◆ TASK STATEMENT ◆
Find every line below that contains the word "убыток" and copy it out.

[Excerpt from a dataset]
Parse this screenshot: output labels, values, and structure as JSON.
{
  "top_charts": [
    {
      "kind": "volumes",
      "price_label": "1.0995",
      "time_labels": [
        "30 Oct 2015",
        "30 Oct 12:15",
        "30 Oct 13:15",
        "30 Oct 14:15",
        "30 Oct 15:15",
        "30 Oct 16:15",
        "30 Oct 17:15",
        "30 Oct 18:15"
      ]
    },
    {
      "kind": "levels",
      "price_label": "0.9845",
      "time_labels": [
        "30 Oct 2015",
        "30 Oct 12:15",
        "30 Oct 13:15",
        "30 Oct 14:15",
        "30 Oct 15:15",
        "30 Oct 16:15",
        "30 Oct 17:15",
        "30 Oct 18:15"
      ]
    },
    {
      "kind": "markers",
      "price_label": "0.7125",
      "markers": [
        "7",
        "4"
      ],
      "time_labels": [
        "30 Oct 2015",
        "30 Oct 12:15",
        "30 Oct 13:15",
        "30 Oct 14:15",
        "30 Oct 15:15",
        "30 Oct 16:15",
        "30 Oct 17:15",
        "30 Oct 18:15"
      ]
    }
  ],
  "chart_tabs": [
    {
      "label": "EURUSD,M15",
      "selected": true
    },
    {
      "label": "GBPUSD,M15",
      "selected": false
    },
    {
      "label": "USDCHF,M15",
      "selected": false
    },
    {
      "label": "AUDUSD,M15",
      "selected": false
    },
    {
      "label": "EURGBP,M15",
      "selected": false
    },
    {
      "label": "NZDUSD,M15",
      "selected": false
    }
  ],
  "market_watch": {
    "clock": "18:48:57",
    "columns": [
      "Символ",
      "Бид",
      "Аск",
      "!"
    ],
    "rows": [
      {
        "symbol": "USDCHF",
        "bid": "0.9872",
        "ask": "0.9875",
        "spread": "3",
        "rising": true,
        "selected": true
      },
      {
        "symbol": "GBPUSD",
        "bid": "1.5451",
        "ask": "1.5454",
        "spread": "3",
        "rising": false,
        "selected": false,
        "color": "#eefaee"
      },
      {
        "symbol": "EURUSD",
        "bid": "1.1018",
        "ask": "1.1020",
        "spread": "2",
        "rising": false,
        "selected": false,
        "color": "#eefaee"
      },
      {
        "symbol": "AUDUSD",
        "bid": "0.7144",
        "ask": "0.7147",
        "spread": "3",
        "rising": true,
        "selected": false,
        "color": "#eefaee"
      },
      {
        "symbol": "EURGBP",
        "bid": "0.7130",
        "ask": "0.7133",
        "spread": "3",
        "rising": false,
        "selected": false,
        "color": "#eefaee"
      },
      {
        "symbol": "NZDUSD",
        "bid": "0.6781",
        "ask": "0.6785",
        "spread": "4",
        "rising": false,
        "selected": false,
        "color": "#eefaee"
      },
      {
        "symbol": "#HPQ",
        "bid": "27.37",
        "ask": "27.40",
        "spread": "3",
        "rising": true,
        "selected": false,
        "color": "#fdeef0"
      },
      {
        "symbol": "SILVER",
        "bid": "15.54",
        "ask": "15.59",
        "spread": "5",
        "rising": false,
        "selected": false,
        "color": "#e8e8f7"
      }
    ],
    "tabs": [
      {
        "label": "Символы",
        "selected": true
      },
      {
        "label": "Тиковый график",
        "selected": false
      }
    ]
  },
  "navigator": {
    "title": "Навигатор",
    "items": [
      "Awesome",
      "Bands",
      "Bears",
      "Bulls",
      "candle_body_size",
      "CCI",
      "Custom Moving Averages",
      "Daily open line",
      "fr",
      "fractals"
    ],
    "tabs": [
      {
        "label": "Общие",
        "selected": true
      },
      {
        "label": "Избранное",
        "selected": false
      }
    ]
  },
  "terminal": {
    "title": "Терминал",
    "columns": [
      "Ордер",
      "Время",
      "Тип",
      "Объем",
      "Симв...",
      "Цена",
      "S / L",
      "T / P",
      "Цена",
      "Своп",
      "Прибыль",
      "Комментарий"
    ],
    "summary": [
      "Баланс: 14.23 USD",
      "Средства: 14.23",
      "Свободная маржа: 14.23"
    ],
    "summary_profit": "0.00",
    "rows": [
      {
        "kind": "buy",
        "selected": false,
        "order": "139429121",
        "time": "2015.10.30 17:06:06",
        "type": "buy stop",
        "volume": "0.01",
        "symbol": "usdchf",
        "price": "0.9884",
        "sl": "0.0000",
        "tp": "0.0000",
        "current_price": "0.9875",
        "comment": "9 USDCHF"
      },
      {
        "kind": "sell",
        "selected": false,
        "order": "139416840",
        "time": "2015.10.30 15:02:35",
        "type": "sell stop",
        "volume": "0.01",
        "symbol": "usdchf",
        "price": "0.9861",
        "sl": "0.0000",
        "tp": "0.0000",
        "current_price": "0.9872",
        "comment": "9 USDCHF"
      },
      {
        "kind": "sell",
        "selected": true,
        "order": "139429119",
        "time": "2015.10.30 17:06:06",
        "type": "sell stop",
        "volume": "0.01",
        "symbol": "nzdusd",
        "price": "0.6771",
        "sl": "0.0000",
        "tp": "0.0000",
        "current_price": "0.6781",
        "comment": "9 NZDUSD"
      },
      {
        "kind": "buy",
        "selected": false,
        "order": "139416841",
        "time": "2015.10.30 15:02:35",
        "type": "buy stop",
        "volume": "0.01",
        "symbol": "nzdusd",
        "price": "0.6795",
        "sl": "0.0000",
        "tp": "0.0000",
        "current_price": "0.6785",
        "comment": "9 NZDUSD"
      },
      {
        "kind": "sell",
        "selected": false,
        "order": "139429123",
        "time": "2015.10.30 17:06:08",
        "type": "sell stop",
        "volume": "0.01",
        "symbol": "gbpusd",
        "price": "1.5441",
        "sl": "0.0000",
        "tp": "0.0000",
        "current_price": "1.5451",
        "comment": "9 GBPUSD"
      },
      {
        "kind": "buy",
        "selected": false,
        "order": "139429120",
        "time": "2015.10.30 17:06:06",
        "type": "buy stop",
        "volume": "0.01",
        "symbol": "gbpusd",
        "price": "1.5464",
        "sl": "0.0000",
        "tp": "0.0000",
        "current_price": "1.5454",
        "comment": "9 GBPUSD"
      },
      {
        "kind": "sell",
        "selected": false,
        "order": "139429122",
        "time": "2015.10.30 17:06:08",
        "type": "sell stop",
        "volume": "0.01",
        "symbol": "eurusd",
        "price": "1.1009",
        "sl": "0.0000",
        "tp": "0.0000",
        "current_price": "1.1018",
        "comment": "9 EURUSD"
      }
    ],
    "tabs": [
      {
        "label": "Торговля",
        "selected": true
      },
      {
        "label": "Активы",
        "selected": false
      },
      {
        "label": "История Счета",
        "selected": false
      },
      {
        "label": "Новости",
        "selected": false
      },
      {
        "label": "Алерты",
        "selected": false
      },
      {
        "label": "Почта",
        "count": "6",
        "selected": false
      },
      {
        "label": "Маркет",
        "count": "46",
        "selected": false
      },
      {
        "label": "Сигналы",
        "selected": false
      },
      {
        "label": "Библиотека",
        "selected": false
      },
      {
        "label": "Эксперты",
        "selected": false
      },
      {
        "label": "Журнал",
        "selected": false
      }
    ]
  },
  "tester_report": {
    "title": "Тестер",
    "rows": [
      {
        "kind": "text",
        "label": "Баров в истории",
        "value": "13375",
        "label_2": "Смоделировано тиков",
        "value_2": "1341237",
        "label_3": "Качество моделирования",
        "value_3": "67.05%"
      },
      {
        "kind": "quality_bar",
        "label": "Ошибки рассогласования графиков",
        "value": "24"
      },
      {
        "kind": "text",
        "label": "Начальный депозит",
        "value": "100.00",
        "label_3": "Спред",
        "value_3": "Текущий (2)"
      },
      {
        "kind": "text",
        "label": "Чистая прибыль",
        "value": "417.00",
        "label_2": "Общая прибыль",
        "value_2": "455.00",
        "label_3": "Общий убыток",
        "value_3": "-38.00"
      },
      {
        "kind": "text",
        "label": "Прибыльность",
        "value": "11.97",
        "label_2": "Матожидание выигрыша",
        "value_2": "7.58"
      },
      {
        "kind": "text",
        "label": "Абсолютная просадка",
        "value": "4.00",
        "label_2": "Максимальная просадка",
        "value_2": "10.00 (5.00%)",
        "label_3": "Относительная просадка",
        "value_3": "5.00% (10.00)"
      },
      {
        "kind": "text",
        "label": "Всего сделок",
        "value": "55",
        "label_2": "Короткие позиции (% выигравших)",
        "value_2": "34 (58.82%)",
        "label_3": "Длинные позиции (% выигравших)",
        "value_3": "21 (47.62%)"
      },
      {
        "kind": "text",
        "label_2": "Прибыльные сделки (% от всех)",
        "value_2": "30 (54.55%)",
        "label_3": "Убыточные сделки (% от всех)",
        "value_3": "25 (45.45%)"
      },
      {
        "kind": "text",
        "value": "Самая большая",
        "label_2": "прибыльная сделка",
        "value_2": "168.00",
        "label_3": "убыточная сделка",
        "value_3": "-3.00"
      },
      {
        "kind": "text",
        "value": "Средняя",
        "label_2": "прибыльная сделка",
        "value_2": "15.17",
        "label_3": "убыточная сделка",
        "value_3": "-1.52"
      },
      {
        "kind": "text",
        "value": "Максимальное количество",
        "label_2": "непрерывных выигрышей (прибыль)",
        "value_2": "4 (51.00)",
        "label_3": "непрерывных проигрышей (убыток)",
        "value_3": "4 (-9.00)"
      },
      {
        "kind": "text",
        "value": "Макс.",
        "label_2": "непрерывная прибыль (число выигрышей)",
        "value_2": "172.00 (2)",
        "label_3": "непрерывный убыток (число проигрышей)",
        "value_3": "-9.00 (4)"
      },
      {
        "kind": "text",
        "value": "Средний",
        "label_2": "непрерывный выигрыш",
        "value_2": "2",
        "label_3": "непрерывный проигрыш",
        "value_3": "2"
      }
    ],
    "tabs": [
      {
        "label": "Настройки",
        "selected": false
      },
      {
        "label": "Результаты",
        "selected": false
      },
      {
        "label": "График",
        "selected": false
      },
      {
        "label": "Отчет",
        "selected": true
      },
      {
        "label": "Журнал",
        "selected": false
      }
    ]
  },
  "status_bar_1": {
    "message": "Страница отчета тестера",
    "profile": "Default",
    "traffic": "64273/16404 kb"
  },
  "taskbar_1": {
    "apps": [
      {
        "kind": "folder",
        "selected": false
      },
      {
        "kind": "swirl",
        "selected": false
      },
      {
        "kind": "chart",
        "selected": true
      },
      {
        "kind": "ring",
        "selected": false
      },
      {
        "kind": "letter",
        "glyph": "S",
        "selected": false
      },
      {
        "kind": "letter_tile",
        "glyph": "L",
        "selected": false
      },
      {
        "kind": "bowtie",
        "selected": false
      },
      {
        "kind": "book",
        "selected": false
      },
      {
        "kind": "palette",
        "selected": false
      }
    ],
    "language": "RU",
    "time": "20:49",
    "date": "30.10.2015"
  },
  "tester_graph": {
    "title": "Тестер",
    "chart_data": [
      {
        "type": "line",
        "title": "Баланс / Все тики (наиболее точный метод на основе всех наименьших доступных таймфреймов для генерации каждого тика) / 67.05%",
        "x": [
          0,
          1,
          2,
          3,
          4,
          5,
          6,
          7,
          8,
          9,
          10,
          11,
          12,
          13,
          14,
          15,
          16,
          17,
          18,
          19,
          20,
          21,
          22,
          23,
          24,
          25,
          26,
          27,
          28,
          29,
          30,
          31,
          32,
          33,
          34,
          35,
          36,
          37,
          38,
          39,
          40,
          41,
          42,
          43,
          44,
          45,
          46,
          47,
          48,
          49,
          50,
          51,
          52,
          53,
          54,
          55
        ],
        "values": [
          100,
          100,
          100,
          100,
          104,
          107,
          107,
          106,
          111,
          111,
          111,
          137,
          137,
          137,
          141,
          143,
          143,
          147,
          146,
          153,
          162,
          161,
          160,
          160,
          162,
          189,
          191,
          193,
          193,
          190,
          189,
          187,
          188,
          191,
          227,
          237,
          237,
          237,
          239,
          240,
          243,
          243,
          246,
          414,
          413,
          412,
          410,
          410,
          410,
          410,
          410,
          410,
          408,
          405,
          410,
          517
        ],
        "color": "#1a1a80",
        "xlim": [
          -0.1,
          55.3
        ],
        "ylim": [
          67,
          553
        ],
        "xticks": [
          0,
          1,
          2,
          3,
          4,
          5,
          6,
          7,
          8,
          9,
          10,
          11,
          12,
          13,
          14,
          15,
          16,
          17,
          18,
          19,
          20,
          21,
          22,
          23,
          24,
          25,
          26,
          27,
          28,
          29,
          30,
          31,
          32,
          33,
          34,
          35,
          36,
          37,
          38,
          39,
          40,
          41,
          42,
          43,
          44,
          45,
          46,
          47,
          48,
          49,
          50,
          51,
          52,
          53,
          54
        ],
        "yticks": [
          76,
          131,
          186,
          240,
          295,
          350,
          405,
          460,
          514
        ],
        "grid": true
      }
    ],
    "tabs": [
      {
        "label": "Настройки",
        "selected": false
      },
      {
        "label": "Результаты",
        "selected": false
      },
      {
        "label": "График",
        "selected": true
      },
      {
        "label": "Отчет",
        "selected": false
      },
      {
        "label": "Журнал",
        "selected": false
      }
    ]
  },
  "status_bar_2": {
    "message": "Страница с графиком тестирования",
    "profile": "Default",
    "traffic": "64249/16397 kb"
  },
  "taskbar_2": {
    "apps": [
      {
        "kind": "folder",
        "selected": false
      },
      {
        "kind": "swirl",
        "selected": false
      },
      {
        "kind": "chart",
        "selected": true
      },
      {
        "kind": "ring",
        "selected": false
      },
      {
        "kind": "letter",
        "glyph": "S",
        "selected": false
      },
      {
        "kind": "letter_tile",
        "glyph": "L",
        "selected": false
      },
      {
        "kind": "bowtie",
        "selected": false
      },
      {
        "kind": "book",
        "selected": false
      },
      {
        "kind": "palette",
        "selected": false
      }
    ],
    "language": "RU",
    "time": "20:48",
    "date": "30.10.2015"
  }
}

◆ IN RESPONSE ◆
        "label_3": "Общий убыток",
        "label_3": "непрерывных проигрышей (убыток)",
        "label_3": "непрерывный убыток (число проигрышей)",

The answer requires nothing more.